# DIRECTIVE
Pull out every line containing the string "chat".

[Records excerpted from a collection]
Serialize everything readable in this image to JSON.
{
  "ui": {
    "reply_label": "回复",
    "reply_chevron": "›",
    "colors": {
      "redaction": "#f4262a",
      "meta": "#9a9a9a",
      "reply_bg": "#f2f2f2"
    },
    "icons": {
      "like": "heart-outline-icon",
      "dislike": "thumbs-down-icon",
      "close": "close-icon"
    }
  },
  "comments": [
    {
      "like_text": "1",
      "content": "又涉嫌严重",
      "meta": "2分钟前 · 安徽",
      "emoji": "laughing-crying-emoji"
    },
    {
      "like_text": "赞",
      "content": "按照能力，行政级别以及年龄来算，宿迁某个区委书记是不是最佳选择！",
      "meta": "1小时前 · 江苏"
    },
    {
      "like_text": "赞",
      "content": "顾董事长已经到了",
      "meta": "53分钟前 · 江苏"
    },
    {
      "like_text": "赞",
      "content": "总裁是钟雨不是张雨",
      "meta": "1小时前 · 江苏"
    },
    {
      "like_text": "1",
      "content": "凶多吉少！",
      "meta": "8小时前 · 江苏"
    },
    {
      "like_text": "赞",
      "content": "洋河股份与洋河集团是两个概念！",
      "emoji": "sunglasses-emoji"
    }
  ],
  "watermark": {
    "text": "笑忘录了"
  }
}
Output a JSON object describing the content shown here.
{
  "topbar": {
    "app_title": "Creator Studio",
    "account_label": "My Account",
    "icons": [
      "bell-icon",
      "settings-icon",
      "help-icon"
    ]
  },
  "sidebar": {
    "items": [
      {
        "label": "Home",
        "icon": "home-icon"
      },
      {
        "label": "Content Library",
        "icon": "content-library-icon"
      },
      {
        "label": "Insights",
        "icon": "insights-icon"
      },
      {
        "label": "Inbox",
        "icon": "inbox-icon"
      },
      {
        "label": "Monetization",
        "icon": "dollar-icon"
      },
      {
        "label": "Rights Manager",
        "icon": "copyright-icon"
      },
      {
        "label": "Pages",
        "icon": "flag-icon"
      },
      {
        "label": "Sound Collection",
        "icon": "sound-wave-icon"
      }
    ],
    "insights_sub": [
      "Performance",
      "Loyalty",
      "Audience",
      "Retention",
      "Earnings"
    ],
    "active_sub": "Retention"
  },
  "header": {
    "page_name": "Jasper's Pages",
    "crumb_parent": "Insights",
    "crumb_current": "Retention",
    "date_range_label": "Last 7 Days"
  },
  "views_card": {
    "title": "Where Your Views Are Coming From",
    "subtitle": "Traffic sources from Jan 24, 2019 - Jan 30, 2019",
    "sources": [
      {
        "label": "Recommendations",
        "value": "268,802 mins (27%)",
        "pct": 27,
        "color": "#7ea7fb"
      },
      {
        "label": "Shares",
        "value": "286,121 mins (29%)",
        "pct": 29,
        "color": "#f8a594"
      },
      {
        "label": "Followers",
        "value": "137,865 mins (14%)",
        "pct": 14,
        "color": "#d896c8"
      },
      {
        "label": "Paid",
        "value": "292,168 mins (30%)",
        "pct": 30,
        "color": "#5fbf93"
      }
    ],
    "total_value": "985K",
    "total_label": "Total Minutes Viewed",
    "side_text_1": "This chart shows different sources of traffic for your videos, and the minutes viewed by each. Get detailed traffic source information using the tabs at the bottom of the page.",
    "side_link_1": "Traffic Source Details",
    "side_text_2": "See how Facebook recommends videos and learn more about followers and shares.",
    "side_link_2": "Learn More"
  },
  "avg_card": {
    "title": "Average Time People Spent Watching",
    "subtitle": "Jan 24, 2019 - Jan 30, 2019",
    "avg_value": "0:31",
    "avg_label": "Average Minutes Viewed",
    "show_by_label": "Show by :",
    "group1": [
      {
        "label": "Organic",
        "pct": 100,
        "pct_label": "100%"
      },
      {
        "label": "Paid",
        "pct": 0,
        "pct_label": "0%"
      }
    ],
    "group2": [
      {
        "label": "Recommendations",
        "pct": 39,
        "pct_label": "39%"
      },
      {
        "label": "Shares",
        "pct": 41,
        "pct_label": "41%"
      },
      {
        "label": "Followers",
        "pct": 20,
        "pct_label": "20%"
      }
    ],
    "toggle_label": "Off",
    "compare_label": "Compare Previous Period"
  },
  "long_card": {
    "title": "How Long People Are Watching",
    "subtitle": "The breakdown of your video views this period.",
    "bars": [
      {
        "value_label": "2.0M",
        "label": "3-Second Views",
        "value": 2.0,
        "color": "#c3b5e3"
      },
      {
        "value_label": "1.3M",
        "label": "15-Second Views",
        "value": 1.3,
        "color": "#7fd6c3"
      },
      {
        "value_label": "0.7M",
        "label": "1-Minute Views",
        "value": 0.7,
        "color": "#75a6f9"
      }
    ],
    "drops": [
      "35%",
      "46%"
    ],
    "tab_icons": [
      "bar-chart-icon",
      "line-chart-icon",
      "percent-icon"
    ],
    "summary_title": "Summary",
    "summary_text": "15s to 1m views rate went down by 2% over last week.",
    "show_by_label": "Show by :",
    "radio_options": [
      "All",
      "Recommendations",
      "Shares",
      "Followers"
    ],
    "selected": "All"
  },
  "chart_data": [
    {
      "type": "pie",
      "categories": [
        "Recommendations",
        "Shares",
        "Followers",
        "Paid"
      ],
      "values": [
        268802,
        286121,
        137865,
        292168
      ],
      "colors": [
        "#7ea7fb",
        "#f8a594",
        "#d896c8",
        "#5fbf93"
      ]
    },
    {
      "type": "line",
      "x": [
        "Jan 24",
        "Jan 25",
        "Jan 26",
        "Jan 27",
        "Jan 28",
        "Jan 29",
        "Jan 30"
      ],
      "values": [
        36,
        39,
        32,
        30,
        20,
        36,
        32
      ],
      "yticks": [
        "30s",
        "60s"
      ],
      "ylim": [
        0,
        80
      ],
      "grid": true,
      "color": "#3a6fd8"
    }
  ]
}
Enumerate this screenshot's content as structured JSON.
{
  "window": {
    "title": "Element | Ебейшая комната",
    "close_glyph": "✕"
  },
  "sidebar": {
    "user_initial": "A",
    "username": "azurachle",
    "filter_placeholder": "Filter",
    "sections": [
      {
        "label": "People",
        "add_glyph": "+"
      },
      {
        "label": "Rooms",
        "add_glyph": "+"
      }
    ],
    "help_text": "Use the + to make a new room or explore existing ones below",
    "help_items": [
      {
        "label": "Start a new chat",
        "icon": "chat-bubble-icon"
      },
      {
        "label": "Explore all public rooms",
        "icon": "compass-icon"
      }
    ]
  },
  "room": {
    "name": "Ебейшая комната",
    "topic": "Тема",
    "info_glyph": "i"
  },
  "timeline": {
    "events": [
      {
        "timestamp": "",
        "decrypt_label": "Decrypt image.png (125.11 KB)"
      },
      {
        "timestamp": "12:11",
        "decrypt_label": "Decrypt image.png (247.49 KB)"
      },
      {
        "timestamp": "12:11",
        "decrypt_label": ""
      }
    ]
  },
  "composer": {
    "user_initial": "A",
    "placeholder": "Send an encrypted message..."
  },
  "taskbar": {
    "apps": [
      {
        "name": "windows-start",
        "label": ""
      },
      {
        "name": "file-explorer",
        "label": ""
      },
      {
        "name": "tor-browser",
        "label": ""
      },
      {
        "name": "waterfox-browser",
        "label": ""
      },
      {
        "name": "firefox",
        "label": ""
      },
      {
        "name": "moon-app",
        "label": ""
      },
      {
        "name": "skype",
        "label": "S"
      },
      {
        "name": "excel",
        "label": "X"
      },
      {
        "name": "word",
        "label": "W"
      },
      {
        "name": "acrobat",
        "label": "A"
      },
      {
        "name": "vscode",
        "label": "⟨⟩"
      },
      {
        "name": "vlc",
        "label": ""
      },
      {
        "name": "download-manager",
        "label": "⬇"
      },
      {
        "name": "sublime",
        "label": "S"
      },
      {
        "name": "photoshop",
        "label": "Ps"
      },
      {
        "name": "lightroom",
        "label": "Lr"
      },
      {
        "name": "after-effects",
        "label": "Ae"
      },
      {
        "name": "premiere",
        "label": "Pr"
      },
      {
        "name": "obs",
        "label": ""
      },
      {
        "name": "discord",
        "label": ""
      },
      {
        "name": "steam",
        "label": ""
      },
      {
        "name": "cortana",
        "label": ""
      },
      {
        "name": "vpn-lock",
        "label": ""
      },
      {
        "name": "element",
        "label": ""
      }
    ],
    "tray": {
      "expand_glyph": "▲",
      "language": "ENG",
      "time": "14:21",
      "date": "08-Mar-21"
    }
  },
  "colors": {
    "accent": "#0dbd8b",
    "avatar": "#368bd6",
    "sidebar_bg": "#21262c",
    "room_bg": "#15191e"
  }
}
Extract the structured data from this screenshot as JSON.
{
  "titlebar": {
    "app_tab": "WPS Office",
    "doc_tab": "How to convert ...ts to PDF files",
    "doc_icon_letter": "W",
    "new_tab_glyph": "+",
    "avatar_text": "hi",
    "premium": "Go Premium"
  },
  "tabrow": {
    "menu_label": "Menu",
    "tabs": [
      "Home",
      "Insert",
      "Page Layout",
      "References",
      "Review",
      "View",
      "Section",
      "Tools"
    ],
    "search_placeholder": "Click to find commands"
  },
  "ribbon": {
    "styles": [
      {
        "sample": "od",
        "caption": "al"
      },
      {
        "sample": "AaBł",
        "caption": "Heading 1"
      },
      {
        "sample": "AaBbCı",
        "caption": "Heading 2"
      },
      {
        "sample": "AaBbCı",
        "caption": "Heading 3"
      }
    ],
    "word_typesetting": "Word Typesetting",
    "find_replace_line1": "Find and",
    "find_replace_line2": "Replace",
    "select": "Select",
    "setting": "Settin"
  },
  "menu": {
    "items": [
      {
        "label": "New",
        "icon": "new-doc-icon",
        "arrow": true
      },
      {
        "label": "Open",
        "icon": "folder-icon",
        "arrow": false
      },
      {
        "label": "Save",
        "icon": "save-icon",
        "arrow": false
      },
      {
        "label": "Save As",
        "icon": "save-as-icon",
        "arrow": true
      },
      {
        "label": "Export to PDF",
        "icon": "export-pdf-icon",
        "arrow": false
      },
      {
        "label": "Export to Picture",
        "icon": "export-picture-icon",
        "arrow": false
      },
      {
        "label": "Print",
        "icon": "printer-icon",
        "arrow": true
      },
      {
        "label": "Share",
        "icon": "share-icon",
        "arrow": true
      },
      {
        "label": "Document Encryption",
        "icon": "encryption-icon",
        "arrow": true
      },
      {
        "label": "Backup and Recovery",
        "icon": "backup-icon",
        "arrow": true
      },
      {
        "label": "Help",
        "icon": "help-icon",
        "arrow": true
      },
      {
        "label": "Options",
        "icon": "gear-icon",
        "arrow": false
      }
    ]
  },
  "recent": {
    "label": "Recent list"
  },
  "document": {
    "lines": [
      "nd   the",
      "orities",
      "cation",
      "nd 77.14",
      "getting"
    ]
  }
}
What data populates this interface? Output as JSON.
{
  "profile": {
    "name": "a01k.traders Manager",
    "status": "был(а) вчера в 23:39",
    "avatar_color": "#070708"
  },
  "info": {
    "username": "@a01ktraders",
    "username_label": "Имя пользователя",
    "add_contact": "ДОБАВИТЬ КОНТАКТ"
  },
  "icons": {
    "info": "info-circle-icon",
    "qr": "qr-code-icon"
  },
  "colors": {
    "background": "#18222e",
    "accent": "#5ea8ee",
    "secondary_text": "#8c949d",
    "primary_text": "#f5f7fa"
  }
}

# FULL OUTPUT
        "label": "Start a new chat",
        "icon": "chat-bubble-icon"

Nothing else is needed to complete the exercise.